=== Extract ===

================

Mycotic aneurysm with aortoduodenal fistula

Bruno Kusznir Vitturi, Amanda Frias, Raphael Sementilli, Marcelo de Castro Jorge Racy, Roberto Augusto Caffaro, Geanete Pozzan
Autopsy & Case Reports 2017, 7 (2): 27-34
Firstly described in the 19th century by Sir William Osler, the mycotic aneurysm (MA) is a rare entity characterized by an abnormal arterial dilation, which is potentially fatal, and is associated with the infection of the vascular wall. Elderly patients are mostly involved, especially when risk factors like chronic diseases, immunosuppression, neoplasia, and arterial manipulation are associated. The authors report the case of a young male patient diagnosed with an aortic aneurysm of infectious origin in the presence of repeated negative blood cultures. The diagnostic hypothesis was raised when the patient was hospitalized for an inguinal hernia surgery. The diagnosis was confirmed based on imaging findings consistent with mycotic aneurism. The patient was treated with an endovascular prosthesis associated with a long-lasting antibiotic therapy. Five months later, the patient attended the emergency unit presenting an upper digestive hemorrhage and shock, from which he died. The autopsy revealed a huge aneurysm of the abdominal aorta with an aortoduodenal fistula. The histological examination of the arterial wall revealed a marked inflammatory process, extensive destruction of the arterial wall, and the presence of Gram-positive bacteria. This case highlights the atypical presentation of a MA associated with an aortoduodenal fistula. Besides the early age of the patient, no primary arterial disease could be found, and no source of infection was detected.

================

=== Data extracts ===
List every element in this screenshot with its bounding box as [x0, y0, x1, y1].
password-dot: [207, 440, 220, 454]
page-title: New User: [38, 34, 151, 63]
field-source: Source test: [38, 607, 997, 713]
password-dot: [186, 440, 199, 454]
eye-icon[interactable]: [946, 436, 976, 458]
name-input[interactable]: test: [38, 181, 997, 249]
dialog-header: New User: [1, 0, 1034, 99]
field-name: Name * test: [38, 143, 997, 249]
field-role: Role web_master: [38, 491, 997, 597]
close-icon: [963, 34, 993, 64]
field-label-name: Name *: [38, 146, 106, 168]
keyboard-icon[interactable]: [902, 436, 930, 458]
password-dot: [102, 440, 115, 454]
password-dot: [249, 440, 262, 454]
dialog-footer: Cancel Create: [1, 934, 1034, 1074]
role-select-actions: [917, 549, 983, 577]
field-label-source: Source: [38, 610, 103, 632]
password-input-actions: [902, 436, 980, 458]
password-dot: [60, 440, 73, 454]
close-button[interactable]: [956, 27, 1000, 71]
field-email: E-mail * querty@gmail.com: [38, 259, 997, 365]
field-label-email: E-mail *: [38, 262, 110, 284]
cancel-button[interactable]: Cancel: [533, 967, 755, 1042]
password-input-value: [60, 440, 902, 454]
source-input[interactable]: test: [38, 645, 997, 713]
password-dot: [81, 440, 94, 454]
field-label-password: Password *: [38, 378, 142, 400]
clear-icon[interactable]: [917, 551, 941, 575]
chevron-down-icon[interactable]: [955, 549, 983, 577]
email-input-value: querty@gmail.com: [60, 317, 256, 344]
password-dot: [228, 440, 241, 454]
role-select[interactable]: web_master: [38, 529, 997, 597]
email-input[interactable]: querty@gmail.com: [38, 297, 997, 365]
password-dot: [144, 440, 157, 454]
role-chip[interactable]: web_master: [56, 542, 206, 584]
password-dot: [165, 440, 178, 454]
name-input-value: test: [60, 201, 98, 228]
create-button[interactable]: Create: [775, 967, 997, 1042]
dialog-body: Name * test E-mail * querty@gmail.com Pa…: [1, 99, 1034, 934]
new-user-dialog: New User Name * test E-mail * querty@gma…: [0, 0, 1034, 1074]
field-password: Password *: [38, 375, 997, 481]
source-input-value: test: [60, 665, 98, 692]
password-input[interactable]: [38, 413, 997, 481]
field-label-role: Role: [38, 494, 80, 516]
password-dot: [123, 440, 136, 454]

================

=== Assigned task ===
In the case report on the mycotic aneurysm, what did the autopsy reveal? The data shown here was taken from a different source than the text.

=== Task answer ===
A huge aneurysm of the abdominal aorta with an aortoduodenal fistula.